**Work to do**
Below is a set of records; restate each one word for word.

─── Information given ───

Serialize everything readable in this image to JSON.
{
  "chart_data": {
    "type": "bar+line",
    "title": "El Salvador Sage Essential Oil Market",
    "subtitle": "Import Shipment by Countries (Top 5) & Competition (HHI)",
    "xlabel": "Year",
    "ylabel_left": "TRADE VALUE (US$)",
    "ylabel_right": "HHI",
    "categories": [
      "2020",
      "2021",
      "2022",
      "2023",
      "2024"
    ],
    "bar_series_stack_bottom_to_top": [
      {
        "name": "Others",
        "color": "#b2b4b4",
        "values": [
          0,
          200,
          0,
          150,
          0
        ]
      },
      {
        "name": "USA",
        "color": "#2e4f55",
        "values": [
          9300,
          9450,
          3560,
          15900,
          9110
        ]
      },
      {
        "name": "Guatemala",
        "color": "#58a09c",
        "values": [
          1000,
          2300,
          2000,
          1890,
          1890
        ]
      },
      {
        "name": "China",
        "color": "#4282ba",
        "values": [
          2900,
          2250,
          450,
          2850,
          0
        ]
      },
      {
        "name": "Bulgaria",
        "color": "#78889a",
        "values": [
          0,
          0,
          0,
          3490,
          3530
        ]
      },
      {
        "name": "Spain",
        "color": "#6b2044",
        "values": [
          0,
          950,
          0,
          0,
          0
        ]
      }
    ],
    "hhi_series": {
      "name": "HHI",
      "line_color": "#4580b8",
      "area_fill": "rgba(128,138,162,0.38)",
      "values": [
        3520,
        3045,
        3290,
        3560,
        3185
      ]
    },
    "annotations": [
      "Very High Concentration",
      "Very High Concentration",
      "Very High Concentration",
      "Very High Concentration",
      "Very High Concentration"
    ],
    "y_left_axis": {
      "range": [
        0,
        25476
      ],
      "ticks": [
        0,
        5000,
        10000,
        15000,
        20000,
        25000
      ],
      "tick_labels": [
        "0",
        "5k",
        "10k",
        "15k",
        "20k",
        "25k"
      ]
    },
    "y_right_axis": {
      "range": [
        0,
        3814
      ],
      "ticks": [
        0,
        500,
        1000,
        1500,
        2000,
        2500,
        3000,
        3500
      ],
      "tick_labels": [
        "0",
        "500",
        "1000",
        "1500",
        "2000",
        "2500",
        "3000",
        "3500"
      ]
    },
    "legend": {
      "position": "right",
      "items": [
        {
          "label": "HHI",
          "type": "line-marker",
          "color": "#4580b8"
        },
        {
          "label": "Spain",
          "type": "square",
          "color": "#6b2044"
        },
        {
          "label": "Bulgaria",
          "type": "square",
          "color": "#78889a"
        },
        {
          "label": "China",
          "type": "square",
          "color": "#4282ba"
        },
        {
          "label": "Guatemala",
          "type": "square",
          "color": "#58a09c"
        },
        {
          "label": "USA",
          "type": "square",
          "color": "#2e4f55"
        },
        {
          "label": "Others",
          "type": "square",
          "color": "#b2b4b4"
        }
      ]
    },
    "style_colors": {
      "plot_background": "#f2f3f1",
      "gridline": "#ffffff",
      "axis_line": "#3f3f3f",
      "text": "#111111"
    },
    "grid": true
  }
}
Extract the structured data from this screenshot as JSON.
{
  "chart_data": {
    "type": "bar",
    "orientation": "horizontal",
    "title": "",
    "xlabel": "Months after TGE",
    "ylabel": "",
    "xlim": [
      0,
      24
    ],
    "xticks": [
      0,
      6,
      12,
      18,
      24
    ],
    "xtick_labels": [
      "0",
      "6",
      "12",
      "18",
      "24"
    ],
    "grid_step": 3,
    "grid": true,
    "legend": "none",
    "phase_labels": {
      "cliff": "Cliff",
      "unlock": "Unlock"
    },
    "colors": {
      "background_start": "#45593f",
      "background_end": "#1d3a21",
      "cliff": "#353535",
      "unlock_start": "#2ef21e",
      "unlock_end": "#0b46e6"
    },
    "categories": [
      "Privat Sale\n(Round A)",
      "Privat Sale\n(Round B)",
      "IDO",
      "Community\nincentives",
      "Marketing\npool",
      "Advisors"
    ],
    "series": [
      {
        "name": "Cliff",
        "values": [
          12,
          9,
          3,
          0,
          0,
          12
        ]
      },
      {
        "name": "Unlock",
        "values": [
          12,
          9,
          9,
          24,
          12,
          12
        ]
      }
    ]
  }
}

───

**Final result**
Serialize everything readable in this image to JSON.
{
  "chart_data": {
    "type": "bar+line",
    "title": "El Salvador Sage Essential Oil Market",
    "subtitle": "Import Shipment by Countries (Top 5) & Competition (HHI)",
    "xlabel": "Year",
    "ylabel_left": "TRADE VALUE (US$)",
    "ylabel_right": "HHI",
    "categories": [
      "2020",
      "2021",
      "2022",
      "2023",
      "2024"
    ],
    "bar_series_stack_bottom_to_top": [
      {
        "name": "Others",
        "color": "#b2b4b4",
        "values": [
          0,
          200,
          0,
          150,
          0
        ]
      },
      {
        "name": "USA",
        "color": "#2e4f55",
        "values": [
          9300,
          9450,
          3560,
          15900,
          9110
        ]
      },
      {
        "name": "Guatemala",
        "color": "#58a09c",
        "values": [
          1000,
          2300,
          2000,
          1890,
          1890
        ]
      },
      {
        "name": "China",
        "color": "#4282ba",
        "values": [
          2900,
          2250,
          450,
          2850,
          0
        ]
      },
      {
        "name": "Bulgaria",
        "color": "#78889a",
        "values": [
          0,
          0,
          0,
          3490,
          3530
        ]
      },
      {
        "name": "Spain",
        "color": "#6b2044",
        "values": [
          0,
          950,
          0,
          0,
          0
        ]
      }
    ],
    "hhi_series": {
      "name": "HHI",
      "line_color": "#4580b8",
      "area_fill": "rgba(128,138,162,0.38)",
      "values": [
        3520,
        3045,
        3290,
        3560,
        3185
      ]
    },
    "annotations": [
      "Very High Concentration",
      "Very High Concentration",
      "Very High Concentration",
      "Very High Concentration",
      "Very High Concentration"
    ],
    "y_left_axis": {
      "range": [
        0,
        25476
      ],
      "ticks": [
        0,
        5000,
        10000,
        15000,
        20000,
        25000
      ],
      "tick_labels": [
        "0",
        "5k",
        "10k",
        "15k",
        "20k",
        "25k"
      ]
    },
    "y_right_axis": {
      "range": [
        0,
        3814
      ],
      "ticks": [
        0,
        500,
        1000,
        1500,
        2000,
        2500,
        3000,
        3500
      ],
      "tick_labels": [
        "0",
        "500",
        "1000",
        "1500",
        "2000",
        "2500",
        "3000",
        "3500"
      ]
    },
    "legend": {
      "position": "right",
      "items": [
        {
          "label": "HHI",
          "type": "line-marker",
          "color": "#4580b8"
        },
        {
          "label": "Spain",
          "type": "square",
          "color": "#6b2044"
        },
        {
          "label": "Bulgaria",
          "type": "square",
          "color": "#78889a"
        },
        {
          "label": "China",
          "type": "square",
          "color": "#4282ba"
        },
        {
          "label": "Guatemala",
          "type": "square",
          "color": "#58a09c"
        },
        {
          "label": "USA",
          "type": "square",
          "color": "#2e4f55"
        },
        {
          "label": "Others",
          "type": "square",
          "color": "#b2b4b4"
        }
      ]
    },
    "style_colors": {
      "plot_background": "#f2f3f1",
      "gridline": "#ffffff",
      "axis_line": "#3f3f3f",
      "text": "#111111"
    },
    "grid": true
  }
}
Extract the structured data from this screenshot as JSON.
{
  "chart_data": {
    "type": "bar",
    "orientation": "horizontal",
    "title": "",
    "xlabel": "Months after TGE",
    "ylabel": "",
    "xlim": [
      0,
      24
    ],
    "xticks": [
      0,
      6,
      12,
      18,
      24
    ],
    "xtick_labels": [
      "0",
      "6",
      "12",
      "18",
      "24"
    ],
    "grid_step": 3,
    "grid": true,
    "legend": "none",
    "phase_labels": {
      "cliff": "Cliff",
      "unlock": "Unlock"
    },
    "colors": {
      "background_start": "#45593f",
      "background_end": "#1d3a21",
      "cliff": "#353535",
      "unlock_start": "#2ef21e",
      "unlock_end": "#0b46e6"
    },
    "categories": [
      "Privat Sale\n(Round A)",
      "Privat Sale\n(Round B)",
      "IDO",
      "Community\nincentives",
      "Marketing\npool",
      "Advisors"
    ],
    "series": [
      {
        "name": "Cliff",
        "values": [
          12,
          9,
          3,
          0,
          0,
          12
        ]
      },
      {
        "name": "Unlock",
        "values": [
          12,
          9,
          9,
          24,
          12,
          12
        ]
      }
    ]
  }
}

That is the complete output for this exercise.